Data to use:
(begin)

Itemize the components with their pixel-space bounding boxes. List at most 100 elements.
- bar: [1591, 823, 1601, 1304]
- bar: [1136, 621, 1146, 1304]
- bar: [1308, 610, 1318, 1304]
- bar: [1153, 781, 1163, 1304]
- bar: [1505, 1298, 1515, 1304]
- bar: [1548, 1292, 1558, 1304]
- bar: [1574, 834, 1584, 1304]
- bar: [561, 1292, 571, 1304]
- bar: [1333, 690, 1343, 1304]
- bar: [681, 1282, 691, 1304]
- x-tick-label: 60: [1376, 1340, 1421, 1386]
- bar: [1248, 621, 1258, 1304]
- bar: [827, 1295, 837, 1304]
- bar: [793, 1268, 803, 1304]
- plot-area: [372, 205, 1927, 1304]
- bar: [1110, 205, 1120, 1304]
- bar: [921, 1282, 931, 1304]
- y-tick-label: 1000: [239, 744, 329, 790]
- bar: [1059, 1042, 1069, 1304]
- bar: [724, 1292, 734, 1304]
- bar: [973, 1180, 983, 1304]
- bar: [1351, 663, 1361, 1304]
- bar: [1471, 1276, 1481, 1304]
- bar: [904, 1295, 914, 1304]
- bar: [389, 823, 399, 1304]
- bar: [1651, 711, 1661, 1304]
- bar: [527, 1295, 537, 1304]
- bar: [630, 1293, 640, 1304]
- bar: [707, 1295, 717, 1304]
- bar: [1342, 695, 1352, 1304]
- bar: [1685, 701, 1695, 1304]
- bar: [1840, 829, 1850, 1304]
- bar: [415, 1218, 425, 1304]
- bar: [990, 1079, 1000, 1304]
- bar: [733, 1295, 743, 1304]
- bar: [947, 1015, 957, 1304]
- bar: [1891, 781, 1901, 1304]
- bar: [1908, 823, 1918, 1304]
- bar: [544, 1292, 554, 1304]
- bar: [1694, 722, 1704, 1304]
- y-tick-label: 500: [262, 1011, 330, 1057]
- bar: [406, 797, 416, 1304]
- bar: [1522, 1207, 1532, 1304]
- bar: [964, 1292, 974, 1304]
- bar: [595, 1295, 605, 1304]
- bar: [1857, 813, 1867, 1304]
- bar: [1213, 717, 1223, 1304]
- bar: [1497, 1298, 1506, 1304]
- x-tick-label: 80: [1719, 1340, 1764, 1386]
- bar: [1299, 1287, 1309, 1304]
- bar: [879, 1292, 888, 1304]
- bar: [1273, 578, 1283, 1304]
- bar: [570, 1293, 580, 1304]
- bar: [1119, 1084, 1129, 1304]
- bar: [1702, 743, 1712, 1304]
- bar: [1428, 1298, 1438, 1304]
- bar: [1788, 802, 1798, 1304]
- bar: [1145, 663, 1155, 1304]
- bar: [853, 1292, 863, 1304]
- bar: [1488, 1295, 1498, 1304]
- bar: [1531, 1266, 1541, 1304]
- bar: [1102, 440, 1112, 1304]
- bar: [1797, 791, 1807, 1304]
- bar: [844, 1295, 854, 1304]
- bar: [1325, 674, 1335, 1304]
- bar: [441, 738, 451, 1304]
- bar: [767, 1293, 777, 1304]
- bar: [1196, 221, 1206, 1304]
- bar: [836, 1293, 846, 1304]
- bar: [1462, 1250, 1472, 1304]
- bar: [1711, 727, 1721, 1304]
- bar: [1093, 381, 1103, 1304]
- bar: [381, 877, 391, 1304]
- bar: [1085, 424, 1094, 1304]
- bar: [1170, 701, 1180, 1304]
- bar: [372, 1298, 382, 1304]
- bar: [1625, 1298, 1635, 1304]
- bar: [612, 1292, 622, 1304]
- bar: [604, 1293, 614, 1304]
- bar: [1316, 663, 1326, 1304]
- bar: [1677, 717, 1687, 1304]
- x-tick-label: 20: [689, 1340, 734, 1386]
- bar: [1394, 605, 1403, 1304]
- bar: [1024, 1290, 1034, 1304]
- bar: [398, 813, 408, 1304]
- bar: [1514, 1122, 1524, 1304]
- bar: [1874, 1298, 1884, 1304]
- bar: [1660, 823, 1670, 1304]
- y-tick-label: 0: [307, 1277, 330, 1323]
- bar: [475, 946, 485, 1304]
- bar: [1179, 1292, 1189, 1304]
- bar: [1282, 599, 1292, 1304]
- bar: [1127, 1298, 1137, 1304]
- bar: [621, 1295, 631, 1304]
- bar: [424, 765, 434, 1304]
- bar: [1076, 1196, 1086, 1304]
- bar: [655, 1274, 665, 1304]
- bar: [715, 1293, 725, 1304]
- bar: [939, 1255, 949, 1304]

(end)

Aim: Return the whole listing above line for line, with no changes.

Answer:
Itemize the components with their pixel-space bounding boxes. List at most 100 elements.
- bar: [1591, 823, 1601, 1304]
- bar: [1136, 621, 1146, 1304]
- bar: [1308, 610, 1318, 1304]
- bar: [1153, 781, 1163, 1304]
- bar: [1505, 1298, 1515, 1304]
- bar: [1548, 1292, 1558, 1304]
- bar: [1574, 834, 1584, 1304]
- bar: [561, 1292, 571, 1304]
- bar: [1333, 690, 1343, 1304]
- bar: [681, 1282, 691, 1304]
- x-tick-label: 60: [1376, 1340, 1421, 1386]
- bar: [1248, 621, 1258, 1304]
- bar: [827, 1295, 837, 1304]
- bar: [793, 1268, 803, 1304]
- plot-area: [372, 205, 1927, 1304]
- bar: [1110, 205, 1120, 1304]
- bar: [921, 1282, 931, 1304]
- y-tick-label: 1000: [239, 744, 329, 790]
- bar: [1059, 1042, 1069, 1304]
- bar: [724, 1292, 734, 1304]
- bar: [973, 1180, 983, 1304]
- bar: [1351, 663, 1361, 1304]
- bar: [1471, 1276, 1481, 1304]
- bar: [904, 1295, 914, 1304]
- bar: [389, 823, 399, 1304]
- bar: [1651, 711, 1661, 1304]
- bar: [527, 1295, 537, 1304]
- bar: [630, 1293, 640, 1304]
- bar: [707, 1295, 717, 1304]
- bar: [1342, 695, 1352, 1304]
- bar: [1685, 701, 1695, 1304]
- bar: [1840, 829, 1850, 1304]
- bar: [415, 1218, 425, 1304]
- bar: [990, 1079, 1000, 1304]
- bar: [733, 1295, 743, 1304]
- bar: [947, 1015, 957, 1304]
- bar: [1891, 781, 1901, 1304]
- bar: [1908, 823, 1918, 1304]
- bar: [544, 1292, 554, 1304]
- bar: [1694, 722, 1704, 1304]
- y-tick-label: 500: [262, 1011, 330, 1057]
- bar: [406, 797, 416, 1304]
- bar: [1522, 1207, 1532, 1304]
- bar: [964, 1292, 974, 1304]
- bar: [595, 1295, 605, 1304]
- bar: [1857, 813, 1867, 1304]
- bar: [1213, 717, 1223, 1304]
- bar: [1497, 1298, 1506, 1304]
- x-tick-label: 80: [1719, 1340, 1764, 1386]
- bar: [1299, 1287, 1309, 1304]
- bar: [879, 1292, 888, 1304]
- bar: [1273, 578, 1283, 1304]
- bar: [570, 1293, 580, 1304]
- bar: [1119, 1084, 1129, 1304]
- bar: [1702, 743, 1712, 1304]
- bar: [1428, 1298, 1438, 1304]
- bar: [1788, 802, 1798, 1304]
- bar: [1145, 663, 1155, 1304]
- bar: [853, 1292, 863, 1304]
- bar: [1488, 1295, 1498, 1304]
- bar: [1531, 1266, 1541, 1304]
- bar: [1102, 440, 1112, 1304]
- bar: [1797, 791, 1807, 1304]
- bar: [844, 1295, 854, 1304]
- bar: [1325, 674, 1335, 1304]
- bar: [441, 738, 451, 1304]
- bar: [767, 1293, 777, 1304]
- bar: [1196, 221, 1206, 1304]
- bar: [836, 1293, 846, 1304]
- bar: [1462, 1250, 1472, 1304]
- bar: [1711, 727, 1721, 1304]
- bar: [1093, 381, 1103, 1304]
- bar: [381, 877, 391, 1304]
- bar: [1085, 424, 1094, 1304]
- bar: [1170, 701, 1180, 1304]
- bar: [372, 1298, 382, 1304]
- bar: [1625, 1298, 1635, 1304]
- bar: [612, 1292, 622, 1304]
- bar: [604, 1293, 614, 1304]
- bar: [1316, 663, 1326, 1304]
- bar: [1677, 717, 1687, 1304]
- x-tick-label: 20: [689, 1340, 734, 1386]
- bar: [1394, 605, 1403, 1304]
- bar: [1024, 1290, 1034, 1304]
- bar: [398, 813, 408, 1304]
- bar: [1514, 1122, 1524, 1304]
- bar: [1874, 1298, 1884, 1304]
- bar: [1660, 823, 1670, 1304]
- y-tick-label: 0: [307, 1277, 330, 1323]
- bar: [475, 946, 485, 1304]
- bar: [1179, 1292, 1189, 1304]
- bar: [1282, 599, 1292, 1304]
- bar: [1127, 1298, 1137, 1304]
- bar: [621, 1295, 631, 1304]
- bar: [424, 765, 434, 1304]
- bar: [1076, 1196, 1086, 1304]
- bar: [655, 1274, 665, 1304]
- bar: [715, 1293, 725, 1304]
- bar: [939, 1255, 949, 1304]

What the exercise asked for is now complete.